▼▼▼

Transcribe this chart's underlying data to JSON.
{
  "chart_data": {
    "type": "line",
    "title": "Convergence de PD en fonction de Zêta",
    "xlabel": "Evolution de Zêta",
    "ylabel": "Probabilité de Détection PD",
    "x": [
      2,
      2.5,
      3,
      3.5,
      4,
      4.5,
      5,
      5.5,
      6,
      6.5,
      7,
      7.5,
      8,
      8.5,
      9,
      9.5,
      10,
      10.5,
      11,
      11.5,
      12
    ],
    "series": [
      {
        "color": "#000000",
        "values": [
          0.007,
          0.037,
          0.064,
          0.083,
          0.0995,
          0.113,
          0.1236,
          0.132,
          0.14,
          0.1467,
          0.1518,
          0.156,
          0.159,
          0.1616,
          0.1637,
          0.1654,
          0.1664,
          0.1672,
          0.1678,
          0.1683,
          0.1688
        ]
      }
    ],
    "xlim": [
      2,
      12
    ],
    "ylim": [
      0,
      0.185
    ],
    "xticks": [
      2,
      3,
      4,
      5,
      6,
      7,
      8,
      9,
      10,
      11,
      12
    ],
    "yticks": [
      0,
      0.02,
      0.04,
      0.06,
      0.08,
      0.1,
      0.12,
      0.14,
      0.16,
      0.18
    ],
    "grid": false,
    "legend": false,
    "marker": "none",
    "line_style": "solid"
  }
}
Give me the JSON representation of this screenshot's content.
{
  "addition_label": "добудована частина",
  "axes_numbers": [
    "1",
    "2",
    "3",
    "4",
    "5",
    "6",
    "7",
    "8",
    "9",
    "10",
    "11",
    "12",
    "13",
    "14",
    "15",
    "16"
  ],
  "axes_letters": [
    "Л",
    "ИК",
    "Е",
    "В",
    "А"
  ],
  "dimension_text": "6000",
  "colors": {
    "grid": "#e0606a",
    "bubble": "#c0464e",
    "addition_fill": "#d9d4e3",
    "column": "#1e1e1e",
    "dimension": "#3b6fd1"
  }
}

▲▲▲

# [WORK TO DO]
Print the listing above in its entirety, with every line exact.

# [TASK OUTPUT]
Transcribe this chart's underlying data to JSON.
{
  "chart_data": {
    "type": "line",
    "title": "Convergence de PD en fonction de Zêta",
    "xlabel": "Evolution de Zêta",
    "ylabel": "Probabilité de Détection PD",
    "x": [
      2,
      2.5,
      3,
      3.5,
      4,
      4.5,
      5,
      5.5,
      6,
      6.5,
      7,
      7.5,
      8,
      8.5,
      9,
      9.5,
      10,
      10.5,
      11,
      11.5,
      12
    ],
    "series": [
      {
        "color": "#000000",
        "values": [
          0.007,
          0.037,
          0.064,
          0.083,
          0.0995,
          0.113,
          0.1236,
          0.132,
          0.14,
          0.1467,
          0.1518,
          0.156,
          0.159,
          0.1616,
          0.1637,
          0.1654,
          0.1664,
          0.1672,
          0.1678,
          0.1683,
          0.1688
        ]
      }
    ],
    "xlim": [
      2,
      12
    ],
    "ylim": [
      0,
      0.185
    ],
    "xticks": [
      2,
      3,
      4,
      5,
      6,
      7,
      8,
      9,
      10,
      11,
      12
    ],
    "yticks": [
      0,
      0.02,
      0.04,
      0.06,
      0.08,
      0.1,
      0.12,
      0.14,
      0.16,
      0.18
    ],
    "grid": false,
    "legend": false,
    "marker": "none",
    "line_style": "solid"
  }
}
Give me the JSON representation of this screenshot's content.
{
  "addition_label": "добудована частина",
  "axes_numbers": [
    "1",
    "2",
    "3",
    "4",
    "5",
    "6",
    "7",
    "8",
    "9",
    "10",
    "11",
    "12",
    "13",
    "14",
    "15",
    "16"
  ],
  "axes_letters": [
    "Л",
    "ИК",
    "Е",
    "В",
    "А"
  ],
  "dimension_text": "6000",
  "colors": {
    "grid": "#e0606a",
    "bubble": "#c0464e",
    "addition_fill": "#d9d4e3",
    "column": "#1e1e1e",
    "dimension": "#3b6fd1"
  }
}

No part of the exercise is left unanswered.